__Given records__.
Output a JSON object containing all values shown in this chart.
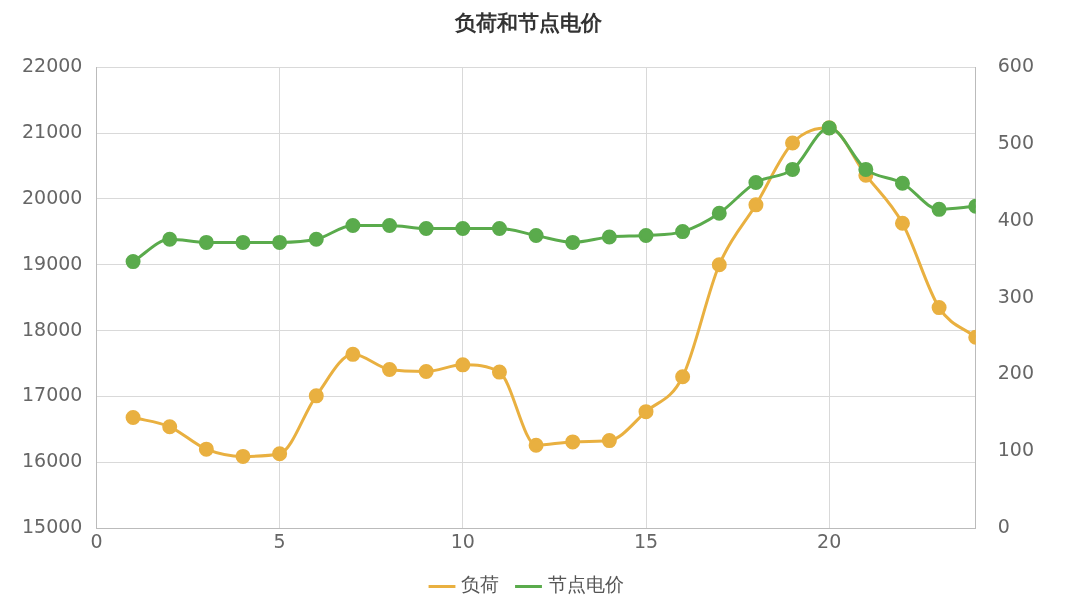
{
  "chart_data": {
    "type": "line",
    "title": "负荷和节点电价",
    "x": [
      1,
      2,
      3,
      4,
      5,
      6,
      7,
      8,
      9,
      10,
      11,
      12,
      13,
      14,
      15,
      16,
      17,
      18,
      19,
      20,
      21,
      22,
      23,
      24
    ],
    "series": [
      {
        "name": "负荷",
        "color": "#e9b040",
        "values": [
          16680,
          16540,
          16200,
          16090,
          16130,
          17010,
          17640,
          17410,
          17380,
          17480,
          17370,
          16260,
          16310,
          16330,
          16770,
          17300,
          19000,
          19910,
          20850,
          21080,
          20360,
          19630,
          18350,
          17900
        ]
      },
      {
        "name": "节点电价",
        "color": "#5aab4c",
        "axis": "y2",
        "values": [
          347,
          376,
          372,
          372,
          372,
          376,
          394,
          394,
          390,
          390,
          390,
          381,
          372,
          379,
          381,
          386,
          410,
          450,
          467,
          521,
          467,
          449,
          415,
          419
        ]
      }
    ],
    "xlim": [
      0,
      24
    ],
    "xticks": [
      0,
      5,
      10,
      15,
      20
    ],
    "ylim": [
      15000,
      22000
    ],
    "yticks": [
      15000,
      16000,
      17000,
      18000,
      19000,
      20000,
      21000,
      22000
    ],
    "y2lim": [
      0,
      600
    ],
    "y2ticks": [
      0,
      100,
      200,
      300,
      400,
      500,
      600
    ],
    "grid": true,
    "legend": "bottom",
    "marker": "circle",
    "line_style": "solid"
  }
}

__What is expected__. Reproduce the full material exactly, excluding the pictures.

__Task output__.
Output a JSON object containing all values shown in this chart.
{
  "chart_data": {
    "type": "line",
    "title": "负荷和节点电价",
    "x": [
      1,
      2,
      3,
      4,
      5,
      6,
      7,
      8,
      9,
      10,
      11,
      12,
      13,
      14,
      15,
      16,
      17,
      18,
      19,
      20,
      21,
      22,
      23,
      24
    ],
    "series": [
      {
        "name": "负荷",
        "color": "#e9b040",
        "values": [
          16680,
          16540,
          16200,
          16090,
          16130,
          17010,
          17640,
          17410,
          17380,
          17480,
          17370,
          16260,
          16310,
          16330,
          16770,
          17300,
          19000,
          19910,
          20850,
          21080,
          20360,
          19630,
          18350,
          17900
        ]
      },
      {
        "name": "节点电价",
        "color": "#5aab4c",
        "axis": "y2",
        "values": [
          347,
          376,
          372,
          372,
          372,
          376,
          394,
          394,
          390,
          390,
          390,
          381,
          372,
          379,
          381,
          386,
          410,
          450,
          467,
          521,
          467,
          449,
          415,
          419
        ]
      }
    ],
    "xlim": [
      0,
      24
    ],
    "xticks": [
      0,
      5,
      10,
      15,
      20
    ],
    "ylim": [
      15000,
      22000
    ],
    "yticks": [
      15000,
      16000,
      17000,
      18000,
      19000,
      20000,
      21000,
      22000
    ],
    "y2lim": [
      0,
      600
    ],
    "y2ticks": [
      0,
      100,
      200,
      300,
      400,
      500,
      600
    ],
    "grid": true,
    "legend": "bottom",
    "marker": "circle",
    "line_style": "solid"
  }
}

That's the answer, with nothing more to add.